» **Dataset**

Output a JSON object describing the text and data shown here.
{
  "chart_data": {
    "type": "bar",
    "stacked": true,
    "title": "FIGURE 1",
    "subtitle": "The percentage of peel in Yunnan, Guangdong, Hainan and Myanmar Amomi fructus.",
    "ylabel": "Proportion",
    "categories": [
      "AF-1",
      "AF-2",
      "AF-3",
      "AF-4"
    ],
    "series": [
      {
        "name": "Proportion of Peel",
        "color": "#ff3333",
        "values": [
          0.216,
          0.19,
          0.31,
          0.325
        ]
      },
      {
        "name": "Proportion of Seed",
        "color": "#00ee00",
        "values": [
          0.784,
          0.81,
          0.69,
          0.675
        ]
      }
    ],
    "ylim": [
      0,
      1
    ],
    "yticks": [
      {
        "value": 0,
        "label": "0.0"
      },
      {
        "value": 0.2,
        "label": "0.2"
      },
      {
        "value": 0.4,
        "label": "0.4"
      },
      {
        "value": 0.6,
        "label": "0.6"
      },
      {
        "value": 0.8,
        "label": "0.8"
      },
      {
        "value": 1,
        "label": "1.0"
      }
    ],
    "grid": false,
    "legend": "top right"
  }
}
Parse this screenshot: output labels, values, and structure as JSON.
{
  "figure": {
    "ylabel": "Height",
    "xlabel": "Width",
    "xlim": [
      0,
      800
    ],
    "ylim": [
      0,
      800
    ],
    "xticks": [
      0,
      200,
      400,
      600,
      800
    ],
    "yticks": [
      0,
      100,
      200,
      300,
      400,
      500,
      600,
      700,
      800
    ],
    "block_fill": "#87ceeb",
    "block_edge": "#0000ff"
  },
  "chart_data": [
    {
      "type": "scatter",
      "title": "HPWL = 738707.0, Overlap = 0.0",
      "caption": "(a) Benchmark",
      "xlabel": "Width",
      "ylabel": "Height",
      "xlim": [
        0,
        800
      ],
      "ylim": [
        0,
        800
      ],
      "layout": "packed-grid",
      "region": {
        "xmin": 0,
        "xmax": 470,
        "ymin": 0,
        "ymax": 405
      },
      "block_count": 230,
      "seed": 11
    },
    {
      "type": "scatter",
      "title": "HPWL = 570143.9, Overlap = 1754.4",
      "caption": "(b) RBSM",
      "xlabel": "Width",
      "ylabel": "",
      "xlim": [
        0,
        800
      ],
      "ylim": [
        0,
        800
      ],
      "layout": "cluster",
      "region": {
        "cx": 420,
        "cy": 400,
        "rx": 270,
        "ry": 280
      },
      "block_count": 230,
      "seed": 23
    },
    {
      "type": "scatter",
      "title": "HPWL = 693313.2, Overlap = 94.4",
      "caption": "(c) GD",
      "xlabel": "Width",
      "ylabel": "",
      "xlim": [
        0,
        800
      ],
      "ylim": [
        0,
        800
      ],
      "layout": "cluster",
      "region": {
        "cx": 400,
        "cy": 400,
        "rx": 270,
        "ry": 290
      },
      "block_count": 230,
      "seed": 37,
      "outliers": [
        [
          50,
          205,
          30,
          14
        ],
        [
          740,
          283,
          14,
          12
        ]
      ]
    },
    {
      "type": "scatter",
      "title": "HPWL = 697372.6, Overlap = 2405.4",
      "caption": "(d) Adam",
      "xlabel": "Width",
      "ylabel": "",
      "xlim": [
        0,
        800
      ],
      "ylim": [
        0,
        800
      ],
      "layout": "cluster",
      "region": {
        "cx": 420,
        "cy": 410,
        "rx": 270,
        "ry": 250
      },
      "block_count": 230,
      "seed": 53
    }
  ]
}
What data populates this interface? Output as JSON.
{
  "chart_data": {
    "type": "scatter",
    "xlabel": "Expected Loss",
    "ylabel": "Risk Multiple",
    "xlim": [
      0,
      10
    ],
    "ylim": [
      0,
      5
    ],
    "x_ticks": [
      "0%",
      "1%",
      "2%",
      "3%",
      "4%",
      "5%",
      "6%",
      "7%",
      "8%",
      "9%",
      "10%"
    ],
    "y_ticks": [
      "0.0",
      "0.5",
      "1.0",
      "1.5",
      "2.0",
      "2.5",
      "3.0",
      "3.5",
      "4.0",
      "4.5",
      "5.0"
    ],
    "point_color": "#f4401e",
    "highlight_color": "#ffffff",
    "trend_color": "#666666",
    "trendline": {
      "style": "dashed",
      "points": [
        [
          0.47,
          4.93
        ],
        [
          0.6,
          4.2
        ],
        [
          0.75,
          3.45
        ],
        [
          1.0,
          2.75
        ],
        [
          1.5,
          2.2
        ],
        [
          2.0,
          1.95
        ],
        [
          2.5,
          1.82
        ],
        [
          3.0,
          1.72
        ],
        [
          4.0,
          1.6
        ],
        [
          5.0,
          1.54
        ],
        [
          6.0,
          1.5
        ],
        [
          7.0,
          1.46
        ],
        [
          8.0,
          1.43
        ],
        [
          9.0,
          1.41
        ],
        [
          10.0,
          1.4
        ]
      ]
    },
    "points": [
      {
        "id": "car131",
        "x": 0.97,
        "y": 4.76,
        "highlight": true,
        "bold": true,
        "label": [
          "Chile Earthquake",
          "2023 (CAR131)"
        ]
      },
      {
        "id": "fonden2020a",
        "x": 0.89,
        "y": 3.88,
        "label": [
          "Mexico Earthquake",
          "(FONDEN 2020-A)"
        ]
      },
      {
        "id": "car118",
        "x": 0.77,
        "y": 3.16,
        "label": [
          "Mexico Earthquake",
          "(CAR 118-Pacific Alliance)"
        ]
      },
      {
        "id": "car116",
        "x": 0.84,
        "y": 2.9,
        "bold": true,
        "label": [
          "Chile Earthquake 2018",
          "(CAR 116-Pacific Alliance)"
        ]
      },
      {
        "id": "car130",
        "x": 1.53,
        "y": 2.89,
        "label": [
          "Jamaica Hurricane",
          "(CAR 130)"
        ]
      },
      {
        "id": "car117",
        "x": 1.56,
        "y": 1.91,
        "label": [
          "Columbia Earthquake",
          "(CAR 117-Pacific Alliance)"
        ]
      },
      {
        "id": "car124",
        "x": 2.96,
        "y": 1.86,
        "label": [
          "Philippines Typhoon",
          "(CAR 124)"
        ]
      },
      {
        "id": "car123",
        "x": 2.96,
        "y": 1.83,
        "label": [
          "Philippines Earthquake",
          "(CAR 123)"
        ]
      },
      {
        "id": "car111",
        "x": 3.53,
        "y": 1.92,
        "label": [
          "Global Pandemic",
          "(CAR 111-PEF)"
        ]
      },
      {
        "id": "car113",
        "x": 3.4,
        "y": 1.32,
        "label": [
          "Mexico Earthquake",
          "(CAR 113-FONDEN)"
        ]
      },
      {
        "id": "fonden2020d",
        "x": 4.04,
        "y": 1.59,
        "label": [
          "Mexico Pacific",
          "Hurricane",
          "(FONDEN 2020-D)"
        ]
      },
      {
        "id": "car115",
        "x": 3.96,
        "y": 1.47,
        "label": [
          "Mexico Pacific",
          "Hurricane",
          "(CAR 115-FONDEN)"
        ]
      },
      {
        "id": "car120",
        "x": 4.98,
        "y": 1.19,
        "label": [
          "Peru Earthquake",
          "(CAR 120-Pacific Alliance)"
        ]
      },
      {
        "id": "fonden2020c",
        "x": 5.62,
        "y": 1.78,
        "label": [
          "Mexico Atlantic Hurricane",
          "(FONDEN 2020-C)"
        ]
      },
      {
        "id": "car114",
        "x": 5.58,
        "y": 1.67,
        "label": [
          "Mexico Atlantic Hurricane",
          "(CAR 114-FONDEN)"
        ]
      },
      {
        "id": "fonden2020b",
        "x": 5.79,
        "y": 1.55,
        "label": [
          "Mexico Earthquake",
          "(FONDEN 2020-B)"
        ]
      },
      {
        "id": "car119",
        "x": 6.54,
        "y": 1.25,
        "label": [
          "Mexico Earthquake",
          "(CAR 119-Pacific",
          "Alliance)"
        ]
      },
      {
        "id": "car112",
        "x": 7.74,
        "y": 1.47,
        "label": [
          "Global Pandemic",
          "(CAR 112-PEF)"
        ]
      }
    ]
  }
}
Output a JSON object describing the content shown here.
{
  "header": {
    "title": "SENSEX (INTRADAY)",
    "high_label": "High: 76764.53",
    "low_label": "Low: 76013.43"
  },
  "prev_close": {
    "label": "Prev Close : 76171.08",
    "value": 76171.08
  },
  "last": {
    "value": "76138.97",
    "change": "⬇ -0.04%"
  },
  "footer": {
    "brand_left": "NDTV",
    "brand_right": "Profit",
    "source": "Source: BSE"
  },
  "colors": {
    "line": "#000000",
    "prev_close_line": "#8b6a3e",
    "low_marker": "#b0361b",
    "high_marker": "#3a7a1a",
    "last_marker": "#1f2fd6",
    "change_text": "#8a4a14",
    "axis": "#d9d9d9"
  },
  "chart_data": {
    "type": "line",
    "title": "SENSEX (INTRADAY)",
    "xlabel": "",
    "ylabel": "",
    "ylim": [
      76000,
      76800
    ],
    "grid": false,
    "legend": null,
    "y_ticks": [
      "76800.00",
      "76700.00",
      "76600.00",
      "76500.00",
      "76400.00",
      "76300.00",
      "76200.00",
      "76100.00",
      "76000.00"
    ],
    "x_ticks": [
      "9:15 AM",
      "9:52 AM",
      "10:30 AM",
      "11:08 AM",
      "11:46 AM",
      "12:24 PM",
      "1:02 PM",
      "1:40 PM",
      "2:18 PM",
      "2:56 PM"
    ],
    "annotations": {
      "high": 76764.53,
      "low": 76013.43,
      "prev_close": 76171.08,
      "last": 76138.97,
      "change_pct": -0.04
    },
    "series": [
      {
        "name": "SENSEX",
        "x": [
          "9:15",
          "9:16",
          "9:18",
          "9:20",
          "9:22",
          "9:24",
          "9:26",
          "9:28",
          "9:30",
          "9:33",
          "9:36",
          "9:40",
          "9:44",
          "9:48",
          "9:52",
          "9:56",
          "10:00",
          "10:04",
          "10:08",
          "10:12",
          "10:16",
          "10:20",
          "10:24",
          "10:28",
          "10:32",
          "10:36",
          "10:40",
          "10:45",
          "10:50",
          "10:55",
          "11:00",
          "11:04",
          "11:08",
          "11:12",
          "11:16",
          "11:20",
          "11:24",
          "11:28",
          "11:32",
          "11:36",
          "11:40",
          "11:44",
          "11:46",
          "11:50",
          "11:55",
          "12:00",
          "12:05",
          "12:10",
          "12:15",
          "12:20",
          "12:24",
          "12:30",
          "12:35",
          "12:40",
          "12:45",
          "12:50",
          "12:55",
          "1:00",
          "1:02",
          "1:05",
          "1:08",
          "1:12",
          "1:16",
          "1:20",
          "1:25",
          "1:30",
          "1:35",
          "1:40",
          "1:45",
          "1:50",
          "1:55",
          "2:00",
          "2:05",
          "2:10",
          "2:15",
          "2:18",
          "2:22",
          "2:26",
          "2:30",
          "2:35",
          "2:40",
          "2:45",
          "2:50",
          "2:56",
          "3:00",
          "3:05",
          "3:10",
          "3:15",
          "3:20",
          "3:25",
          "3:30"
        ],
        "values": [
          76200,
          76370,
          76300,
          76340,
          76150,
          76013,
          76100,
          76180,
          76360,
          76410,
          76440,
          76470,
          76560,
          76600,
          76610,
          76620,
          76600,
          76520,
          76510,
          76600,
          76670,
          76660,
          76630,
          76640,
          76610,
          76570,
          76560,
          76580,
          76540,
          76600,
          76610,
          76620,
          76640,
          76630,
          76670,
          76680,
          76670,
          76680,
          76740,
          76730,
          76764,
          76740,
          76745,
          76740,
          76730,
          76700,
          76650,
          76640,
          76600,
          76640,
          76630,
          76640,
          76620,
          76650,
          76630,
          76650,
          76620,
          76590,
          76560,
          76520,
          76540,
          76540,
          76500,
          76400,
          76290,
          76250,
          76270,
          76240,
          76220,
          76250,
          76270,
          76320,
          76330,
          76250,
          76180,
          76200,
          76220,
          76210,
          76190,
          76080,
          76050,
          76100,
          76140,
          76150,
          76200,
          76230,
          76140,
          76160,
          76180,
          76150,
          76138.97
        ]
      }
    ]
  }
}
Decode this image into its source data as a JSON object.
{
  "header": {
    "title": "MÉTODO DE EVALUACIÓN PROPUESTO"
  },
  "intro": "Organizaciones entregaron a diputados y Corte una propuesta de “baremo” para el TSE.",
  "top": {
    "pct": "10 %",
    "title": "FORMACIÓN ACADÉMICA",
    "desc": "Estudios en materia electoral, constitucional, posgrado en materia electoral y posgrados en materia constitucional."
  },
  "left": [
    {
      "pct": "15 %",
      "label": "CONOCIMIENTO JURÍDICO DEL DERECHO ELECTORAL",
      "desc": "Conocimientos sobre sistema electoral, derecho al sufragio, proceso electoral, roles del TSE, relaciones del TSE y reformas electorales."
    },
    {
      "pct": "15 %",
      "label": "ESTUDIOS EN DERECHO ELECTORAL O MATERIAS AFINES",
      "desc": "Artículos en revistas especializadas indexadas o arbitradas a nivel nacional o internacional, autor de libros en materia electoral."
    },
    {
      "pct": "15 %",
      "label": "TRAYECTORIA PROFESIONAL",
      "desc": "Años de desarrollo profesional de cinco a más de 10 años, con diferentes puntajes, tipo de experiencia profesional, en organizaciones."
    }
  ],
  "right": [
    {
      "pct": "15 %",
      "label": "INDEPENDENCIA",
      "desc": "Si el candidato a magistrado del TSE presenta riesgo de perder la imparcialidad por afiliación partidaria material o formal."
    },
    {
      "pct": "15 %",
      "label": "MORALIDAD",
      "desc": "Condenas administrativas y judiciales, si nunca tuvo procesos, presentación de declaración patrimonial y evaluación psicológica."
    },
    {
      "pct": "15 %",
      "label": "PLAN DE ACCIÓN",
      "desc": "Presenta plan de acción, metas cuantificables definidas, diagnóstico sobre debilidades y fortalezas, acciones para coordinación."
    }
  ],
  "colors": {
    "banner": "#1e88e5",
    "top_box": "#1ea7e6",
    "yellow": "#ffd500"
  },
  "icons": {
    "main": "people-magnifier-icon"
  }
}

» **Objective**
Look through the records and gather each line with the word "HPWL".

» **Result**
      "title": "HPWL = 738707.0, Overlap = 0.0",
      "title": "HPWL = 570143.9, Overlap = 1754.4",
      "title": "HPWL = 693313.2, Overlap = 94.4",
      "title": "HPWL = 697372.6, Overlap = 2405.4",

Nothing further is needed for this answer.